## DATASET ENTRIES
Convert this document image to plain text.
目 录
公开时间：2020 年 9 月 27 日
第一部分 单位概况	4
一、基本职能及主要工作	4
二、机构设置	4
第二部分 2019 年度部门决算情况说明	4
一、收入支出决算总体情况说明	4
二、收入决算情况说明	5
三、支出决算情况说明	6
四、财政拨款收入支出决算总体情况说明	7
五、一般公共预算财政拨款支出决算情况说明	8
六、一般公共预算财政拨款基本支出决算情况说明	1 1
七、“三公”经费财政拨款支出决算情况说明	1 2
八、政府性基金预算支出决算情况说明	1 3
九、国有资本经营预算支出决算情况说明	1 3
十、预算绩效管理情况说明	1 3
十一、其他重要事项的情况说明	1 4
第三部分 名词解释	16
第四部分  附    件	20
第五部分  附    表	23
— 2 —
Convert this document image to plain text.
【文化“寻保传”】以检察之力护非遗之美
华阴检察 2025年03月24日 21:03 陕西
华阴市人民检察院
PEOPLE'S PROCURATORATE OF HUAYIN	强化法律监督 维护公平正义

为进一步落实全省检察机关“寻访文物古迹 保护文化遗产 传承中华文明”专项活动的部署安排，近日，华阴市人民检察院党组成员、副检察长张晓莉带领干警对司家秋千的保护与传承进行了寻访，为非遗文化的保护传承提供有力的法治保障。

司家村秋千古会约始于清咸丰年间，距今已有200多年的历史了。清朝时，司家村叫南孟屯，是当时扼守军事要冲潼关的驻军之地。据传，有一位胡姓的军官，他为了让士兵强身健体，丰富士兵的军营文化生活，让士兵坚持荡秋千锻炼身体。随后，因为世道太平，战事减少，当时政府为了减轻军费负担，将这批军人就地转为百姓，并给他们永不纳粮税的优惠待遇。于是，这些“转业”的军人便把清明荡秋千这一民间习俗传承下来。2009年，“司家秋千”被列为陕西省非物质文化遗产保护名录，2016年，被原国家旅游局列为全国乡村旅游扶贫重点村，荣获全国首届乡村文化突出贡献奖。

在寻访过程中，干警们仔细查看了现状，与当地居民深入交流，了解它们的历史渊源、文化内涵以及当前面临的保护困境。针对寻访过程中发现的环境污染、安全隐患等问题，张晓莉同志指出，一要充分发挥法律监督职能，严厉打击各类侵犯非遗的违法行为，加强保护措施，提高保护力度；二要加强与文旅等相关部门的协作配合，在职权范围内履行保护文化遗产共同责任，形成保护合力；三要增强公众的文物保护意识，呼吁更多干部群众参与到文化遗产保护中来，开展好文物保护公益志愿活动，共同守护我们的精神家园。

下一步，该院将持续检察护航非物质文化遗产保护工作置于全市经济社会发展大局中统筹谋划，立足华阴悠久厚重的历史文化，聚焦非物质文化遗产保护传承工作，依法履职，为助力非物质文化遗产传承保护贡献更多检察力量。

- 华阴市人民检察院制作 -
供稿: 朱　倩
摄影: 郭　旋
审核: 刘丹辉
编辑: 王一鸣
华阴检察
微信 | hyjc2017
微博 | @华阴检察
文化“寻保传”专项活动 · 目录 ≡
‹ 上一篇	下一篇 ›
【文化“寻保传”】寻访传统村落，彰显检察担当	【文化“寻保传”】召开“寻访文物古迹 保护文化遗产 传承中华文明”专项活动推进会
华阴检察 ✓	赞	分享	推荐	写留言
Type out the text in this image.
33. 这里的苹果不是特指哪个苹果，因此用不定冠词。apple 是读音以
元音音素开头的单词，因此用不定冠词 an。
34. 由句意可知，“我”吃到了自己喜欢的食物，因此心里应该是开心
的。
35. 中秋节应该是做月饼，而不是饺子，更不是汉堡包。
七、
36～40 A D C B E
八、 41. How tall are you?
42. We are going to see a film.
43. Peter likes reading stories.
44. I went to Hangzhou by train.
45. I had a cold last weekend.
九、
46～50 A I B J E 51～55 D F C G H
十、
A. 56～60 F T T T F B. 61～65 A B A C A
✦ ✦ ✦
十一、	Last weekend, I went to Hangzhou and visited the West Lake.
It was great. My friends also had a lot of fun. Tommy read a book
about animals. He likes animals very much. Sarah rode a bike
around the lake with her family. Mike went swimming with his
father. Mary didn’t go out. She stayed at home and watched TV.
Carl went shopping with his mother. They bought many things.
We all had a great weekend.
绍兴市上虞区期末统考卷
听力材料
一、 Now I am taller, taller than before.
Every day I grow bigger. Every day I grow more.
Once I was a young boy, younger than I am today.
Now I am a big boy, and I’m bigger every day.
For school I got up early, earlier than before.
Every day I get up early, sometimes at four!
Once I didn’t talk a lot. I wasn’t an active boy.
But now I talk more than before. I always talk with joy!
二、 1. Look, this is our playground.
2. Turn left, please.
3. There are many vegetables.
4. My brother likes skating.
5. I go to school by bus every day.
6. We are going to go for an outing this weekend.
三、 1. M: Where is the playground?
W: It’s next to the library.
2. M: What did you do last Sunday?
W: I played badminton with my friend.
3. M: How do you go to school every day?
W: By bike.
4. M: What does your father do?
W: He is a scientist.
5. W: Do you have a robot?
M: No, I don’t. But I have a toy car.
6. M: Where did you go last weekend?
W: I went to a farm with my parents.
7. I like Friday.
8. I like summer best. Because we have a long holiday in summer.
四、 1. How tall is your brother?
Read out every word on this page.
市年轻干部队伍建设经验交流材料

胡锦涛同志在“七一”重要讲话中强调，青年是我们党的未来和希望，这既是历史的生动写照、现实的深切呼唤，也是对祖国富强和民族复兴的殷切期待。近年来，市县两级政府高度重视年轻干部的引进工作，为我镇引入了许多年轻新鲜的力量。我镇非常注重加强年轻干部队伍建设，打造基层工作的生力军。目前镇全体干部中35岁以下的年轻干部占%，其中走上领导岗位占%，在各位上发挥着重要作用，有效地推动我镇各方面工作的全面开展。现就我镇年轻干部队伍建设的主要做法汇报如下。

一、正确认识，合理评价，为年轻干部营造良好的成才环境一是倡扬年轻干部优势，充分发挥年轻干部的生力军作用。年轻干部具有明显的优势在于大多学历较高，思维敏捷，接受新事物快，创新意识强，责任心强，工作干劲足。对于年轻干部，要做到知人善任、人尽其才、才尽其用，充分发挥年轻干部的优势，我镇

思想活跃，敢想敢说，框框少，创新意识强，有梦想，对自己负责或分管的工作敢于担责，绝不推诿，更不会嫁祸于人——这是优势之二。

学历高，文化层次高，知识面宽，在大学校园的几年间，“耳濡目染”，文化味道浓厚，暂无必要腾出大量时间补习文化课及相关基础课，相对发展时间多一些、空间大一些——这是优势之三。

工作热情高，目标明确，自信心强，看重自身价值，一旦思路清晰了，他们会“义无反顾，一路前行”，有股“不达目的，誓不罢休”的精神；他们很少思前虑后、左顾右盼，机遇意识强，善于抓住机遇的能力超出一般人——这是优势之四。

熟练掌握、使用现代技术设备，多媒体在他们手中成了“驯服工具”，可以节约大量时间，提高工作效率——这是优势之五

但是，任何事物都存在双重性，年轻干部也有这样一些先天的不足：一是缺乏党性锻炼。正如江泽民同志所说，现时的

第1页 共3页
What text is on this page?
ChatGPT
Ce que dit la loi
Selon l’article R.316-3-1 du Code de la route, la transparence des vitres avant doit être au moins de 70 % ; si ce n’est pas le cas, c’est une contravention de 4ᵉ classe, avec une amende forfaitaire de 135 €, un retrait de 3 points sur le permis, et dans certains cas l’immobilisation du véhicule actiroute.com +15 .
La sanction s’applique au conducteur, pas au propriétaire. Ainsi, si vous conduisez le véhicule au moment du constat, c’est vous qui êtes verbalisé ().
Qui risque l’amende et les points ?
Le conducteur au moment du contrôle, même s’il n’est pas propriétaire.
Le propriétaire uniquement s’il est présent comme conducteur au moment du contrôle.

## REQUIRED TASK
Track down every line with the word "moment" and copy it.

## RESULT
La sanction s’applique au conducteur, pas au propriétaire. Ainsi, si vous conduisez le véhicule au moment du constat, c’est vous qui êtes verbalisé ().
Le conducteur au moment du contrôle, même s’il n’est pas propriétaire.
Le propriétaire uniquement s’il est présent comme conducteur au moment du contrôle.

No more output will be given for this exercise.